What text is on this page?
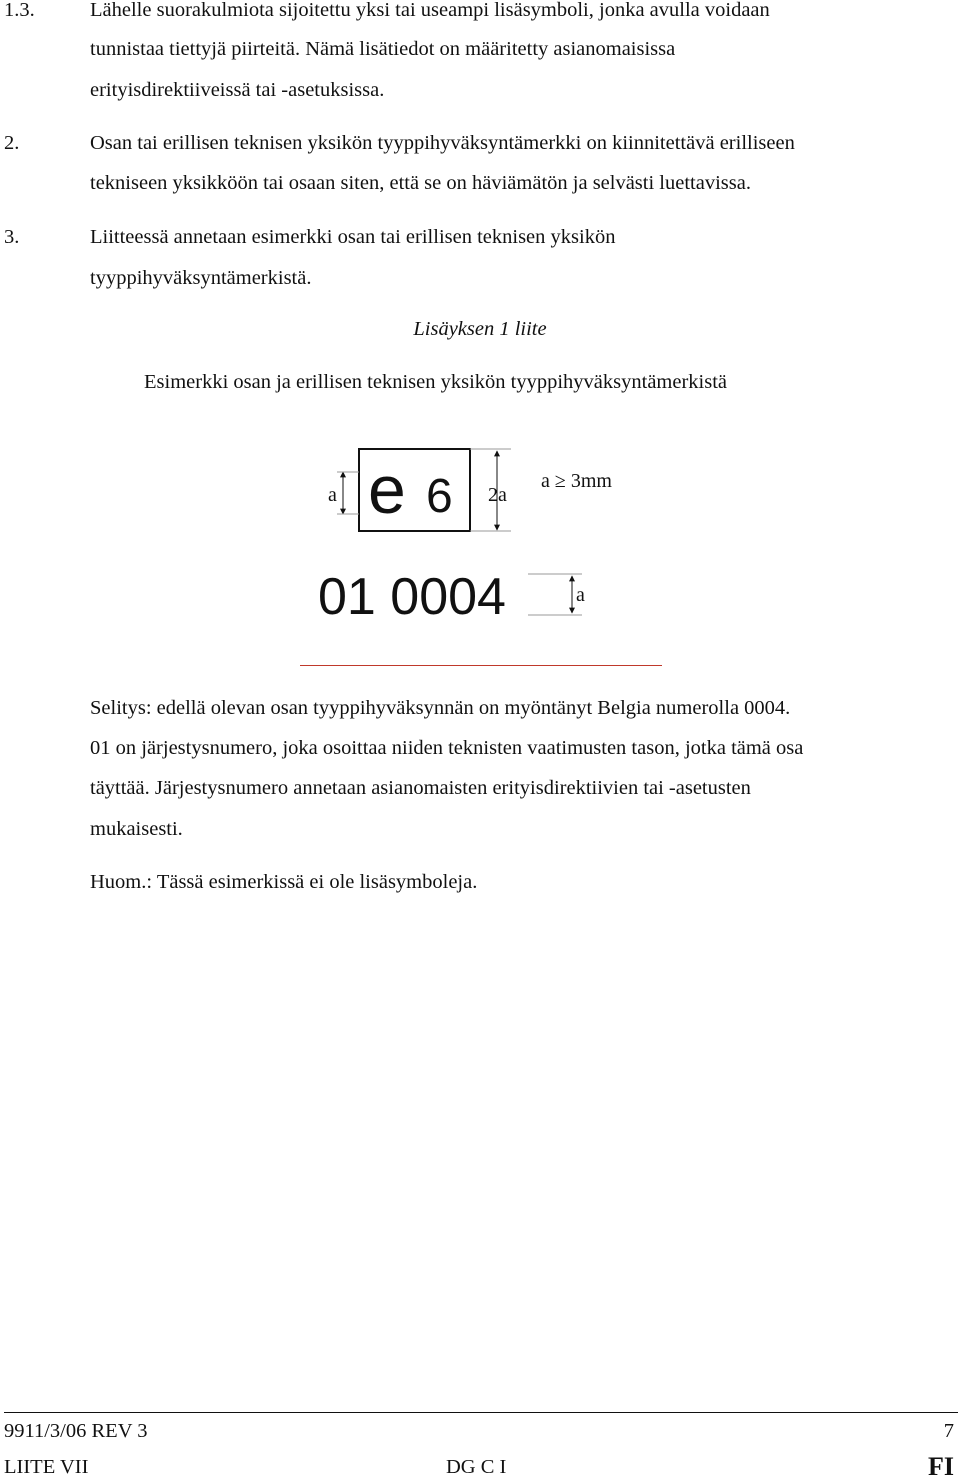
1.3.	Lähelle suorakulmiota sijoitettu yksi tai useampi lisäsymboli, jonka avulla voidaan
tunnistaa tiettyjä piirteitä. Nämä lisätiedot on määritetty asianomaisissa
erityisdirektiiveissä tai -asetuksissa.
2.	Osan tai erillisen teknisen yksikön tyyppihyväksyntämerkki on kiinnitettävä erilliseen
tekniseen yksikköön tai osaan siten, että se on häviämätön ja selvästi luettavissa.
3.	Liitteessä annetaan esimerkki osan tai erillisen teknisen yksikön
tyyppihyväksyntämerkistä.
Lisäyksen 1 liite
Esimerkki osan ja erillisen teknisen yksikön tyyppihyväksyntämerkistä
a	2a
e 6	a ≥ 3mm
01 0004	a
Selitys: edellä olevan osan tyyppihyväksynnän on myöntänyt Belgia numerolla 0004.
01 on järjestysnumero, joka osoittaa niiden teknisten vaatimusten tason, jotka tämä osa
täyttää. Järjestysnumero annetaan asianomaisten erityisdirektiivien tai -asetusten
mukaisesti.
Huom.: Tässä esimerkissä ei ole lisäsymboleja.
9911/3/06 REV 3	7
LIITE VII	DG C I	FI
####################
Exercise brief
Show every line of the listing in which the string "yksikön" can be found.

Written answer
2.	Osan tai erillisen teknisen yksikön tyyppihyväksyntämerkki on kiinnitettävä erilliseen
3.	Liitteessä annetaan esimerkki osan tai erillisen teknisen yksikön
Esimerkki osan ja erillisen teknisen yksikön tyyppihyväksyntämerkistä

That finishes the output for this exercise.